Work instructions >> Gather all lines in the entries that include the word "slope".

Provided data >>
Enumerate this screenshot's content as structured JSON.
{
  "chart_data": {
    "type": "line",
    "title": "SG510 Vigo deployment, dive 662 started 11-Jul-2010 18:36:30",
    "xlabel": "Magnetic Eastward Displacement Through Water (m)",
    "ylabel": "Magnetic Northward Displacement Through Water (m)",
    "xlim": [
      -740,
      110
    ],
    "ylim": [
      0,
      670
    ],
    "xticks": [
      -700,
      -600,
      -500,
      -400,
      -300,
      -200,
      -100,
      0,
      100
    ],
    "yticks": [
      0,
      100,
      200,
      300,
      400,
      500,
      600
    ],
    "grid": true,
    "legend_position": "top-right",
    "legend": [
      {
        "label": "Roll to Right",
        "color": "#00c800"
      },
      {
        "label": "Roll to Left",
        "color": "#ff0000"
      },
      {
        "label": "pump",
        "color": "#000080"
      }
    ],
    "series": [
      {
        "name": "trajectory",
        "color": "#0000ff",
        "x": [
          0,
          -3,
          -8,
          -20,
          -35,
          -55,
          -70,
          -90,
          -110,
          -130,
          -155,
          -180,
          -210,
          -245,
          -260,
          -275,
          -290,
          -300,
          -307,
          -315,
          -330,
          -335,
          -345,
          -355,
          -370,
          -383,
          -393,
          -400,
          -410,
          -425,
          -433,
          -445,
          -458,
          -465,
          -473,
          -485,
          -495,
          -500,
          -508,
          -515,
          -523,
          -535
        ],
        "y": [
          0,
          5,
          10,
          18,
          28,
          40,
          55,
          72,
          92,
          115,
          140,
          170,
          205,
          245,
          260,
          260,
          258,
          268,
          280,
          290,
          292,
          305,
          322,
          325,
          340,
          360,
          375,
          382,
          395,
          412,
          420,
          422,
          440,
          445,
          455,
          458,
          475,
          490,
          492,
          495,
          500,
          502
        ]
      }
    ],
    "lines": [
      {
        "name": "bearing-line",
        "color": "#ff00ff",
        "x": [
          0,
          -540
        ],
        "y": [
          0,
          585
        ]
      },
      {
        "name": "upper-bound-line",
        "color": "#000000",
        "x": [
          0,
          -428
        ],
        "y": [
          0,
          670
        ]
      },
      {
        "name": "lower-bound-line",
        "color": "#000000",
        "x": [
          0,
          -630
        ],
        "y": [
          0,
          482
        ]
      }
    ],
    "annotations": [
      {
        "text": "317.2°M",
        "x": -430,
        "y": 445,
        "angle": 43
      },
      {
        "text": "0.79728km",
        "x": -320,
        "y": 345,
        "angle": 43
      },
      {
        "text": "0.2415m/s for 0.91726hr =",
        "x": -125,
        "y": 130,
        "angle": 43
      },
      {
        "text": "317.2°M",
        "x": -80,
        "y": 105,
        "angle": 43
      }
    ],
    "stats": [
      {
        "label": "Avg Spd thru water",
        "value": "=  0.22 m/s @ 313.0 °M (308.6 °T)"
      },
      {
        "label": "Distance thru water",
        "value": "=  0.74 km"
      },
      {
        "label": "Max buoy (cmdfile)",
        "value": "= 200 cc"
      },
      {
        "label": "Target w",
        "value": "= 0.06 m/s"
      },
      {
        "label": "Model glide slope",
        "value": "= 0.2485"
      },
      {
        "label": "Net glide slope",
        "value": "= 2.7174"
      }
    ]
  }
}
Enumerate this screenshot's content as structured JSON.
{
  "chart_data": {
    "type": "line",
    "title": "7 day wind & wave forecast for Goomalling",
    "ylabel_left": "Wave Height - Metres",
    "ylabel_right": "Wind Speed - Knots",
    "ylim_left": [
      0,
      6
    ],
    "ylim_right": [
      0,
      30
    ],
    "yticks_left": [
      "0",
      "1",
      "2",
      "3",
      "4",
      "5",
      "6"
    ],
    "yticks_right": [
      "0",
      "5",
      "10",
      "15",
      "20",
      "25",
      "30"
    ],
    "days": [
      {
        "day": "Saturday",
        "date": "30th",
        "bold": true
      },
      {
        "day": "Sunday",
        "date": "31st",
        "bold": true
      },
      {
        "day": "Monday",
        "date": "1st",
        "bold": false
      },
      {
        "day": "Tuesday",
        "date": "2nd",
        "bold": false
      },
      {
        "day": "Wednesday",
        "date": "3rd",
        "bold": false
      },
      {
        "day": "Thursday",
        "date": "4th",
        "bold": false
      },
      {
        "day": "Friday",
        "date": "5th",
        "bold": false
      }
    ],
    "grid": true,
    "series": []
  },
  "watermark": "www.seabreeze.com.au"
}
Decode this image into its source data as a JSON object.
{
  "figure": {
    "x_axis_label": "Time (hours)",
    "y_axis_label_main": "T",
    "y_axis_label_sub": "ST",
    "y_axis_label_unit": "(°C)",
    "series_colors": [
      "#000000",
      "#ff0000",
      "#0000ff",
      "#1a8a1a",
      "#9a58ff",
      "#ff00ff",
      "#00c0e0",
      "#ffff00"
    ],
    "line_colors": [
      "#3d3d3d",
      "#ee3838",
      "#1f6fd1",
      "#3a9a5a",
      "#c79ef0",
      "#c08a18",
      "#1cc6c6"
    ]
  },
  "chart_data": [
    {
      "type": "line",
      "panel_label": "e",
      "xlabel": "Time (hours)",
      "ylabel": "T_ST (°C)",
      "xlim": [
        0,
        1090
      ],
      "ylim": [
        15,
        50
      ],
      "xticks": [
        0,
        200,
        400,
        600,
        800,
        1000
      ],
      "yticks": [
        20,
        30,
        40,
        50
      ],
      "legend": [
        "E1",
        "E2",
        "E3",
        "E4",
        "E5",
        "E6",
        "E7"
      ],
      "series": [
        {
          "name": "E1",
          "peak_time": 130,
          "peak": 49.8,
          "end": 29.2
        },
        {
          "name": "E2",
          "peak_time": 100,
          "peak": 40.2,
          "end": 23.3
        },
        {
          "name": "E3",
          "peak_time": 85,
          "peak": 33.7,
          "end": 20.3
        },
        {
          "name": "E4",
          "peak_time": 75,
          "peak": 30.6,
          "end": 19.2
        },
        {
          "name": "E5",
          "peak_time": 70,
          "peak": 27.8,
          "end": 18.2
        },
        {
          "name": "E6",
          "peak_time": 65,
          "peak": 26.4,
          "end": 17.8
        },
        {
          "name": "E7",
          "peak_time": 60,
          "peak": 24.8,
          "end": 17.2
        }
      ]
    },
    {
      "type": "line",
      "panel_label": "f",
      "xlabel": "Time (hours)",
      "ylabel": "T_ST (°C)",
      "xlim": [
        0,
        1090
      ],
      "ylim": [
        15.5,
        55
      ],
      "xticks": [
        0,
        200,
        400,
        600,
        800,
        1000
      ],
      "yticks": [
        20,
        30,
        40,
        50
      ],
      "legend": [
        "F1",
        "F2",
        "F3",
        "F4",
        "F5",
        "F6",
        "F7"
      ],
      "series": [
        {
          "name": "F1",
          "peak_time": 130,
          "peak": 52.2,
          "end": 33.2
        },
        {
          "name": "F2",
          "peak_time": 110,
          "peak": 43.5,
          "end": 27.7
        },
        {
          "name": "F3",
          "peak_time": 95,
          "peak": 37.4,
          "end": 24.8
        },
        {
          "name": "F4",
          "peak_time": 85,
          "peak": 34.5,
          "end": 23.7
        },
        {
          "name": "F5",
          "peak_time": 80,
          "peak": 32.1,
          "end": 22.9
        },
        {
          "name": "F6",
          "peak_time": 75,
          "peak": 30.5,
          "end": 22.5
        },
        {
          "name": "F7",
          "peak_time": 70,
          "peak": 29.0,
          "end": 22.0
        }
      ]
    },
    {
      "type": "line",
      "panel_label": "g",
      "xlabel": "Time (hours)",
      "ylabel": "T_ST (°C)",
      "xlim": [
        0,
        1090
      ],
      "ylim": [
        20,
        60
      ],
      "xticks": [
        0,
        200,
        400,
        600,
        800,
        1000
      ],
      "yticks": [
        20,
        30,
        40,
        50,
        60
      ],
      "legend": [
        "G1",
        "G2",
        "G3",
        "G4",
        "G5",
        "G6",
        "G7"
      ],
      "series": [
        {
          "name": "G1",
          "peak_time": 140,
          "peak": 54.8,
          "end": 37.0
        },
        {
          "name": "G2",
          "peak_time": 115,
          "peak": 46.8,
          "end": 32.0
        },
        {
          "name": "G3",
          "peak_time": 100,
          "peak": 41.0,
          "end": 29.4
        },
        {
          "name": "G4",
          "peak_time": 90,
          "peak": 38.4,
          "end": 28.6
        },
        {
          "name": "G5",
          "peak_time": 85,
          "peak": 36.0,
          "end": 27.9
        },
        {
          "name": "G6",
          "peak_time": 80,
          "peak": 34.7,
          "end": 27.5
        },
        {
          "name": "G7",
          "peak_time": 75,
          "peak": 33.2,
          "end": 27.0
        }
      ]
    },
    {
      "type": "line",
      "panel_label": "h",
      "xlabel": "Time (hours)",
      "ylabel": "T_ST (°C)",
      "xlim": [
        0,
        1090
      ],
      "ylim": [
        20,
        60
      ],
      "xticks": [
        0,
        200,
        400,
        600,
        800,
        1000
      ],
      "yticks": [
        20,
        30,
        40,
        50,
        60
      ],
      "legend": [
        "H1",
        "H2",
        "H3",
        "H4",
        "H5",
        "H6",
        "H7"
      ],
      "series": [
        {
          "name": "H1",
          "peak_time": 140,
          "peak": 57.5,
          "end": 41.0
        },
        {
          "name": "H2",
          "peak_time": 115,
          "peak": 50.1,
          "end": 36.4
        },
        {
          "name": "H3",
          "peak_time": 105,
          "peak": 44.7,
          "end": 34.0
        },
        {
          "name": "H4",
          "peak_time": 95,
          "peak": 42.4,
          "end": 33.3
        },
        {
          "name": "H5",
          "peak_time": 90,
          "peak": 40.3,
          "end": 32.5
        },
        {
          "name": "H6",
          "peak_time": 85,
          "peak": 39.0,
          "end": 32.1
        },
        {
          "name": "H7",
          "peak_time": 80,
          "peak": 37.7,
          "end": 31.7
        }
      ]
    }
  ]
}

Answer to this task >>
        "label": "Model glide slope",
        "label": "Net glide slope",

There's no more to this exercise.